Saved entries

>> Start

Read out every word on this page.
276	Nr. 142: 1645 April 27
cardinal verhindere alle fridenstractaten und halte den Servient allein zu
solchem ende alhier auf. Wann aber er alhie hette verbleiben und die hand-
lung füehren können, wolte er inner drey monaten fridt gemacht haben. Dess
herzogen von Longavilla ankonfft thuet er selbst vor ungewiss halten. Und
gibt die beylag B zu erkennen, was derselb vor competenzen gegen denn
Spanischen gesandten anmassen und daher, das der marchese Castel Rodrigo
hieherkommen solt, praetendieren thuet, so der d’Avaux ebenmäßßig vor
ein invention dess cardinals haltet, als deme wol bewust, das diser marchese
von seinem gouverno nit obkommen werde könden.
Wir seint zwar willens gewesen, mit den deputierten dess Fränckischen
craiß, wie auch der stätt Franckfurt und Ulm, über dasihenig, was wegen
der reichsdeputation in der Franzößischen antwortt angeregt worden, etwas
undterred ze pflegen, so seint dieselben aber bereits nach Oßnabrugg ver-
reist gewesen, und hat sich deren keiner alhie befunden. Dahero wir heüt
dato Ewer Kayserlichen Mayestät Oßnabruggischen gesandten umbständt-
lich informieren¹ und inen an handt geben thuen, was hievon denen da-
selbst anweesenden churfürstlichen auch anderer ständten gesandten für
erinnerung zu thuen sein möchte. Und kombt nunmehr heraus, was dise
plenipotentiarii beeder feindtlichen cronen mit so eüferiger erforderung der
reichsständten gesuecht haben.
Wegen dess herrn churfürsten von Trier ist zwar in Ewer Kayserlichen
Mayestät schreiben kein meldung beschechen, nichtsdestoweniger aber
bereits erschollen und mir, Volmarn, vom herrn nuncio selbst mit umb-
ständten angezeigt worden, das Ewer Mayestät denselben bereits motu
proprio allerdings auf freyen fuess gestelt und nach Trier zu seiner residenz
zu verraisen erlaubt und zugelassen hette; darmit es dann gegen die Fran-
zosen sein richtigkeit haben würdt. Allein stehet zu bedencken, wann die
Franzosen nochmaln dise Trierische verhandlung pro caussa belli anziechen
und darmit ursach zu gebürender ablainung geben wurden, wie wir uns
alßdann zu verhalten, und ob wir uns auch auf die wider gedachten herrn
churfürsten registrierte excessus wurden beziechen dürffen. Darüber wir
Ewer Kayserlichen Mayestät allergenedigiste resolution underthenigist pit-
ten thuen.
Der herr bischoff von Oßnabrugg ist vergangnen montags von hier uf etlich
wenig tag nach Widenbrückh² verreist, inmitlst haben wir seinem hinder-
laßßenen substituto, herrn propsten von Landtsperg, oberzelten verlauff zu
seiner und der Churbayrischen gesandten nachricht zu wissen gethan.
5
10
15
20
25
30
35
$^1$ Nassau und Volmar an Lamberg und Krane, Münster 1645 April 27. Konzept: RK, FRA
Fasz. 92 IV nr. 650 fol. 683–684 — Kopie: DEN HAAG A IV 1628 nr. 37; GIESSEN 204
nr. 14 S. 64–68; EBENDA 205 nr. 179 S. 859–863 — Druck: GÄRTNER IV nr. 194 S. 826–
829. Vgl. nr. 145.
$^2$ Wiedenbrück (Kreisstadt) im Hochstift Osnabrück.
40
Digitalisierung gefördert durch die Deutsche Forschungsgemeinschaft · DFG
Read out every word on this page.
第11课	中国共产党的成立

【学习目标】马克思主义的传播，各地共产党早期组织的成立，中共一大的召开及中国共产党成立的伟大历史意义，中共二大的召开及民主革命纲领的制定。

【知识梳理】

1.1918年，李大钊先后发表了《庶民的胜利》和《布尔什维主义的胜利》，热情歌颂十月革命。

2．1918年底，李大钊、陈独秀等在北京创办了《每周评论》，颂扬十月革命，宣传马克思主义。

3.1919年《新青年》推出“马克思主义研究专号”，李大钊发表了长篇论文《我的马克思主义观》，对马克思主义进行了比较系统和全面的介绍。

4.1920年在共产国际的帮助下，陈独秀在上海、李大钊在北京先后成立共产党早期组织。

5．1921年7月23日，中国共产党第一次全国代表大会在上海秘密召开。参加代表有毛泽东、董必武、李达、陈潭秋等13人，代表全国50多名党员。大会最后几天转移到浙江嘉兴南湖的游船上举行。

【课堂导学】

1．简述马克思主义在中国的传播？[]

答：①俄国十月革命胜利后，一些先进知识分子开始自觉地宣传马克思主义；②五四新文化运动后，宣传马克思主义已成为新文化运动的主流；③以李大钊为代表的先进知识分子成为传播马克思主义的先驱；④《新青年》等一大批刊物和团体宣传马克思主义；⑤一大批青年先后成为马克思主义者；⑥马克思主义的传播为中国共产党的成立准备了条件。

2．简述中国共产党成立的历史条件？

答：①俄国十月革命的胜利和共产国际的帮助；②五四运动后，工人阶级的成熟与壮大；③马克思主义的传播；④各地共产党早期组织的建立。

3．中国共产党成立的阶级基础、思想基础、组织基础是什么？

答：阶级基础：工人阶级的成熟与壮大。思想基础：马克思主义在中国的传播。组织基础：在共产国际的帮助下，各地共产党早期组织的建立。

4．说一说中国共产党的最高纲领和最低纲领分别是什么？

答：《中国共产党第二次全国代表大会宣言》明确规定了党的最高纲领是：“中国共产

>> End

* **Directions for this task**: Give the number of lines containing the word "churfürsten". No other answer is needed.

* **Finished task**: 2